───── Material provided ─────

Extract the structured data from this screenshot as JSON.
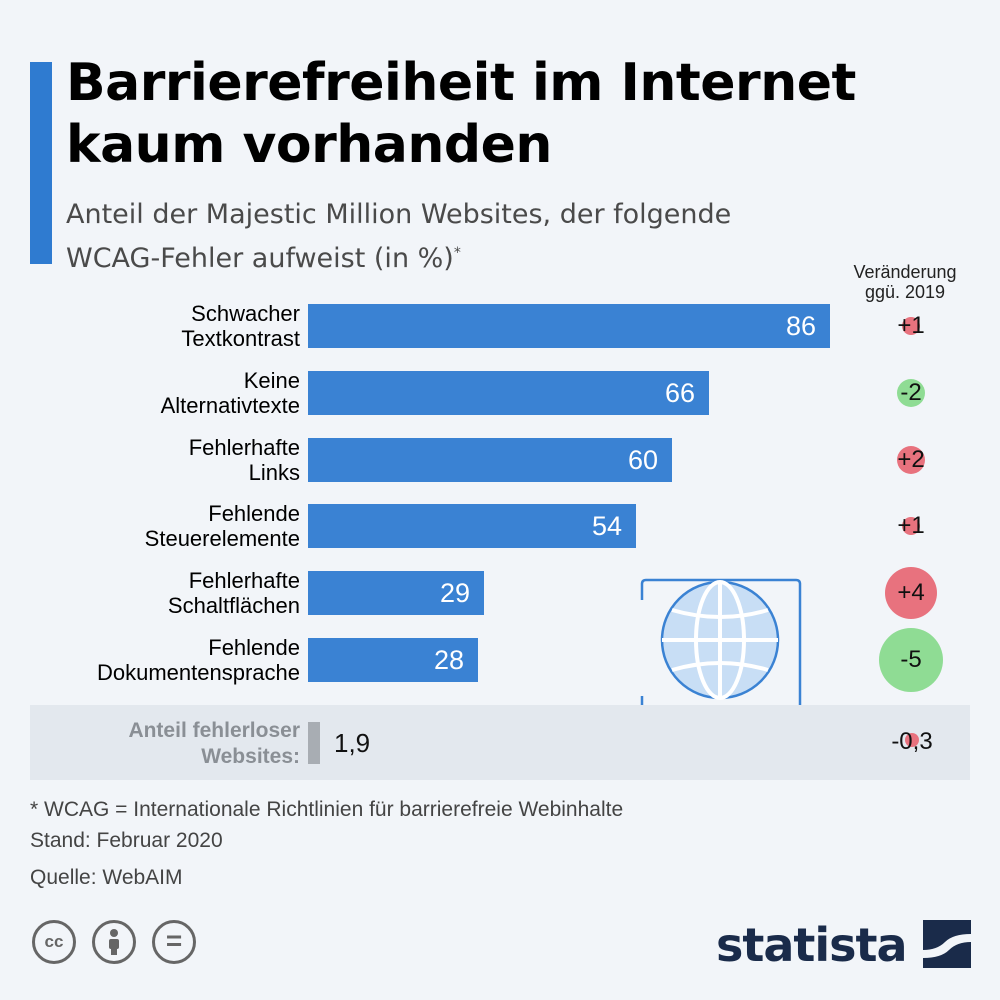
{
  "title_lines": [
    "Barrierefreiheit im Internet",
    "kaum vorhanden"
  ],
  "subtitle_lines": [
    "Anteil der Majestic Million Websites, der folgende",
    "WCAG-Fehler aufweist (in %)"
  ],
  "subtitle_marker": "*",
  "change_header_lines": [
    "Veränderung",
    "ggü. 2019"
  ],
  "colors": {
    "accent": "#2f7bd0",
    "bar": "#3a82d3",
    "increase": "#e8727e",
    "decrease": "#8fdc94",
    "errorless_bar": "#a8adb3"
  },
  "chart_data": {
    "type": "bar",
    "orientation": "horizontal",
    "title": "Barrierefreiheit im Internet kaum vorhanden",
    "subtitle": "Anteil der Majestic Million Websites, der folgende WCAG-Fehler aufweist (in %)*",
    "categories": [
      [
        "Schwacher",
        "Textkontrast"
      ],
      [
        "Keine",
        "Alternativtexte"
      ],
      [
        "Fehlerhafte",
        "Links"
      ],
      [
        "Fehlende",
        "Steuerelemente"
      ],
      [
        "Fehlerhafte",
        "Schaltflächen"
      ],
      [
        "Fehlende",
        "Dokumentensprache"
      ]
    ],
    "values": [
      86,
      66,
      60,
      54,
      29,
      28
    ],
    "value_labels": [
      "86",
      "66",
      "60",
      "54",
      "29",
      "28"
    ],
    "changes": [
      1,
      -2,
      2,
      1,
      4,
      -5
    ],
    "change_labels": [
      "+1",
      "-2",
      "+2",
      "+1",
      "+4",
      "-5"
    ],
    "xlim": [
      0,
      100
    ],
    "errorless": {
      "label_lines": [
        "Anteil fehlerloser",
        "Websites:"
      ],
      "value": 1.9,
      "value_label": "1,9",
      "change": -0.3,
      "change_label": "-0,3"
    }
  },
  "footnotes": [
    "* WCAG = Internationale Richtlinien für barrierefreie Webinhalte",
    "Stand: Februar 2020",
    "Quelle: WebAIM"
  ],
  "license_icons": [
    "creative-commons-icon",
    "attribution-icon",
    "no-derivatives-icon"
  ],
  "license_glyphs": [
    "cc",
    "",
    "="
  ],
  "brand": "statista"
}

─────

• Set problem:
Return the full material word for word. Do not include the pictures.

• Written solution:
Extract the structured data from this screenshot as JSON.
{
  "title_lines": [
    "Barrierefreiheit im Internet",
    "kaum vorhanden"
  ],
  "subtitle_lines": [
    "Anteil der Majestic Million Websites, der folgende",
    "WCAG-Fehler aufweist (in %)"
  ],
  "subtitle_marker": "*",
  "change_header_lines": [
    "Veränderung",
    "ggü. 2019"
  ],
  "colors": {
    "accent": "#2f7bd0",
    "bar": "#3a82d3",
    "increase": "#e8727e",
    "decrease": "#8fdc94",
    "errorless_bar": "#a8adb3"
  },
  "chart_data": {
    "type": "bar",
    "orientation": "horizontal",
    "title": "Barrierefreiheit im Internet kaum vorhanden",
    "subtitle": "Anteil der Majestic Million Websites, der folgende WCAG-Fehler aufweist (in %)*",
    "categories": [
      [
        "Schwacher",
        "Textkontrast"
      ],
      [
        "Keine",
        "Alternativtexte"
      ],
      [
        "Fehlerhafte",
        "Links"
      ],
      [
        "Fehlende",
        "Steuerelemente"
      ],
      [
        "Fehlerhafte",
        "Schaltflächen"
      ],
      [
        "Fehlende",
        "Dokumentensprache"
      ]
    ],
    "values": [
      86,
      66,
      60,
      54,
      29,
      28
    ],
    "value_labels": [
      "86",
      "66",
      "60",
      "54",
      "29",
      "28"
    ],
    "changes": [
      1,
      -2,
      2,
      1,
      4,
      -5
    ],
    "change_labels": [
      "+1",
      "-2",
      "+2",
      "+1",
      "+4",
      "-5"
    ],
    "xlim": [
      0,
      100
    ],
    "errorless": {
      "label_lines": [
        "Anteil fehlerloser",
        "Websites:"
      ],
      "value": 1.9,
      "value_label": "1,9",
      "change": -0.3,
      "change_label": "-0,3"
    }
  },
  "footnotes": [
    "* WCAG = Internationale Richtlinien für barrierefreie Webinhalte",
    "Stand: Februar 2020",
    "Quelle: WebAIM"
  ],
  "license_icons": [
    "creative-commons-icon",
    "attribution-icon",
    "no-derivatives-icon"
  ],
  "license_glyphs": [
    "cc",
    "",
    "="
  ],
  "brand": "statista"
}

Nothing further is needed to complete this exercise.